## [INSTRUCTIONS TO FOLLOW]
Across the data below, how many lines hold "color"? Answer with that number and nothing else.

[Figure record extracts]
>> Begin

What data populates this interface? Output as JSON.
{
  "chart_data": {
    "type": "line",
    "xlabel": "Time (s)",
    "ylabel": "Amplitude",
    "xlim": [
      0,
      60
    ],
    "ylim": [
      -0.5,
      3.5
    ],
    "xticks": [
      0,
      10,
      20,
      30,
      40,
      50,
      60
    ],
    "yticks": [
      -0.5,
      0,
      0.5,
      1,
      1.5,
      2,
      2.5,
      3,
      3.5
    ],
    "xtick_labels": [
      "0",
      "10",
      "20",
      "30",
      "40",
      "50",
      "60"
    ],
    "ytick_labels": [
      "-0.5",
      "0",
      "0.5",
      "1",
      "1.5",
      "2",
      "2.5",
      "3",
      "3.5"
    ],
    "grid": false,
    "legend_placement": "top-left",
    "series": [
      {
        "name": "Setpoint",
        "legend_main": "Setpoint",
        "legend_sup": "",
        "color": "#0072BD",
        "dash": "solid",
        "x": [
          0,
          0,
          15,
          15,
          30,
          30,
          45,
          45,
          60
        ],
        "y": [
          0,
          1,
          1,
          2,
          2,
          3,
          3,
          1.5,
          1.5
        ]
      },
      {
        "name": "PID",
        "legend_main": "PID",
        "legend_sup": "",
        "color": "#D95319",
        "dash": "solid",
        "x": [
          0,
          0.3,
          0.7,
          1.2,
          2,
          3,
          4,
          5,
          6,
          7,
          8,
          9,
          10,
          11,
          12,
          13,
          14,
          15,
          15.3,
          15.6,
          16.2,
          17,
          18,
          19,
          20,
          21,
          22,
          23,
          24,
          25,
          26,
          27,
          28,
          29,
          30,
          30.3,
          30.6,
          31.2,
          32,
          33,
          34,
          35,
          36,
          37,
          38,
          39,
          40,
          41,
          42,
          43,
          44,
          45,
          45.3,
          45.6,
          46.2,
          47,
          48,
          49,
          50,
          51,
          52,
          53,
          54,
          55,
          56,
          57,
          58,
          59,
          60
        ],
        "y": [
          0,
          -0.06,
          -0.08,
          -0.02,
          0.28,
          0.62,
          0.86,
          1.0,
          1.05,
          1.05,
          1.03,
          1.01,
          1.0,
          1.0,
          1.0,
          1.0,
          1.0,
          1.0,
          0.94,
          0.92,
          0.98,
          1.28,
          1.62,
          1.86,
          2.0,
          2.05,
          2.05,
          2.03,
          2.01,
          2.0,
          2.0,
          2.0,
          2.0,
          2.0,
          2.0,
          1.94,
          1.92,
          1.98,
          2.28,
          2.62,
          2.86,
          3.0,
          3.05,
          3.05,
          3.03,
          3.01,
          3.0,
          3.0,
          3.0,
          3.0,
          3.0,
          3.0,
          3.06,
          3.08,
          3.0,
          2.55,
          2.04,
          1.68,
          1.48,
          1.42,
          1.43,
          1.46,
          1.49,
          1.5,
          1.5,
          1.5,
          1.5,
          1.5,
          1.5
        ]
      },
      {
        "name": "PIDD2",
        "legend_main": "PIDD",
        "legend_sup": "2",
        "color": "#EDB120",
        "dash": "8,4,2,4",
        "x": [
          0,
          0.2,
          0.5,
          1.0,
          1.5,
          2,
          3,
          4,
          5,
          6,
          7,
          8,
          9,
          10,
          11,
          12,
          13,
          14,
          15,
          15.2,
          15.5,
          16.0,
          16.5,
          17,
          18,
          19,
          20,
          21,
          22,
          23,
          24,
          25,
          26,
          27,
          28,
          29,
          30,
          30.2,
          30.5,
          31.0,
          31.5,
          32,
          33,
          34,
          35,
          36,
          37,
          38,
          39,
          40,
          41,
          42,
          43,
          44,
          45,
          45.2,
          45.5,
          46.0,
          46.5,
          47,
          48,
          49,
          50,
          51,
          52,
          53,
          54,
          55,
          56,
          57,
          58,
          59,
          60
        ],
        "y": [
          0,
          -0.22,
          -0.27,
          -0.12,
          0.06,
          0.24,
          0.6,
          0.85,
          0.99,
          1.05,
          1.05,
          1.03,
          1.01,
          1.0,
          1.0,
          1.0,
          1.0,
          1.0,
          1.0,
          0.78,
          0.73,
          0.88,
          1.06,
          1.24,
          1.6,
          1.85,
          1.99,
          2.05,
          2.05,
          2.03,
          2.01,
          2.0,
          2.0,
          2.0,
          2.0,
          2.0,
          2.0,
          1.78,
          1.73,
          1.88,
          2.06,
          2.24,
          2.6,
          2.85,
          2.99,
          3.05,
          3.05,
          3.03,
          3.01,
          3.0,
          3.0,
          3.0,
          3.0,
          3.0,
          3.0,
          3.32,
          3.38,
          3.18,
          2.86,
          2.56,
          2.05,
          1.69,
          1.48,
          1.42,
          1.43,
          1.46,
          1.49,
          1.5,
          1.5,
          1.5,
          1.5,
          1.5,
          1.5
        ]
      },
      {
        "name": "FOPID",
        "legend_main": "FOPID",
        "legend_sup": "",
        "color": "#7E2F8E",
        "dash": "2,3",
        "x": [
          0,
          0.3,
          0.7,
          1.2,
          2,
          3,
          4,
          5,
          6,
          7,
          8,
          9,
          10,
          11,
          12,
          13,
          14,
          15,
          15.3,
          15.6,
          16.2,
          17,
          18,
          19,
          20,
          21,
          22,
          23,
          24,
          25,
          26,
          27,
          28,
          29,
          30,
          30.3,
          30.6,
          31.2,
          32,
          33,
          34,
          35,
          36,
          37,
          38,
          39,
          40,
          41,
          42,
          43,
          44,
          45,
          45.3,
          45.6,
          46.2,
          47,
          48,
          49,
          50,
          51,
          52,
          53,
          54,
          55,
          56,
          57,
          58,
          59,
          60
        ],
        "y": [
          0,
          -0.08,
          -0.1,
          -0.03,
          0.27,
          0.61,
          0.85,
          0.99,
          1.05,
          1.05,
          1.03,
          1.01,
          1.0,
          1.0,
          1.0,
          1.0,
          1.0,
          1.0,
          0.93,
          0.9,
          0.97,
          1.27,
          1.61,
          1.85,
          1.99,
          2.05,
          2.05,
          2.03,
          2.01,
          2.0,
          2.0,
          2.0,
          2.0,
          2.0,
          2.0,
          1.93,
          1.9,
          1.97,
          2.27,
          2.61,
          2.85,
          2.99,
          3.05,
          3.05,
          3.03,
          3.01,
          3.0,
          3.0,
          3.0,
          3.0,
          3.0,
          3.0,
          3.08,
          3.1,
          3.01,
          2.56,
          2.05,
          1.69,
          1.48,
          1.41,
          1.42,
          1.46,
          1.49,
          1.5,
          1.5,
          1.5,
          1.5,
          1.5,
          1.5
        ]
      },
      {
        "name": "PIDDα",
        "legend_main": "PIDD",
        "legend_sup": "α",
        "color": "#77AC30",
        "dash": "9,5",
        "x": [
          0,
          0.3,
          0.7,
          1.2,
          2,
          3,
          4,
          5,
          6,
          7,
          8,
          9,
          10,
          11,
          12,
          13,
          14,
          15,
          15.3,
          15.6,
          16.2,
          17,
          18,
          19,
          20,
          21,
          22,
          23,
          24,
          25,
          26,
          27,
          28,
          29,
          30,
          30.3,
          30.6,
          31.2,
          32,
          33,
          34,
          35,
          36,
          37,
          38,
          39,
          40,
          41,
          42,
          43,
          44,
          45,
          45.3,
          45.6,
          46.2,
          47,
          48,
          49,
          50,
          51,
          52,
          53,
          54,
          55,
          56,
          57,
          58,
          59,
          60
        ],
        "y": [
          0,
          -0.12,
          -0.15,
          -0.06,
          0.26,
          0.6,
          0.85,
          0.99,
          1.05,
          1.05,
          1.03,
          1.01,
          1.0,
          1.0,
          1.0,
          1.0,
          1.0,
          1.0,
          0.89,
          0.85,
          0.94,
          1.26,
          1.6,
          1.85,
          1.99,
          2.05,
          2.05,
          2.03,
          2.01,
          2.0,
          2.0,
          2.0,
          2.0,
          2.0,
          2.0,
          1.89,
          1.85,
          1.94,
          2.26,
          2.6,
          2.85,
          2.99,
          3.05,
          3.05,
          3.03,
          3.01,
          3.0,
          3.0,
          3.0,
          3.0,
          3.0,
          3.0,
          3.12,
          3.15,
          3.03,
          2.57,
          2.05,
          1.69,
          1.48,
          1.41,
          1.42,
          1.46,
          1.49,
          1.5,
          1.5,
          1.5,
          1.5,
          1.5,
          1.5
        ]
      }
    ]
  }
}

>> End

## [EXERCISE SOLUTION]
5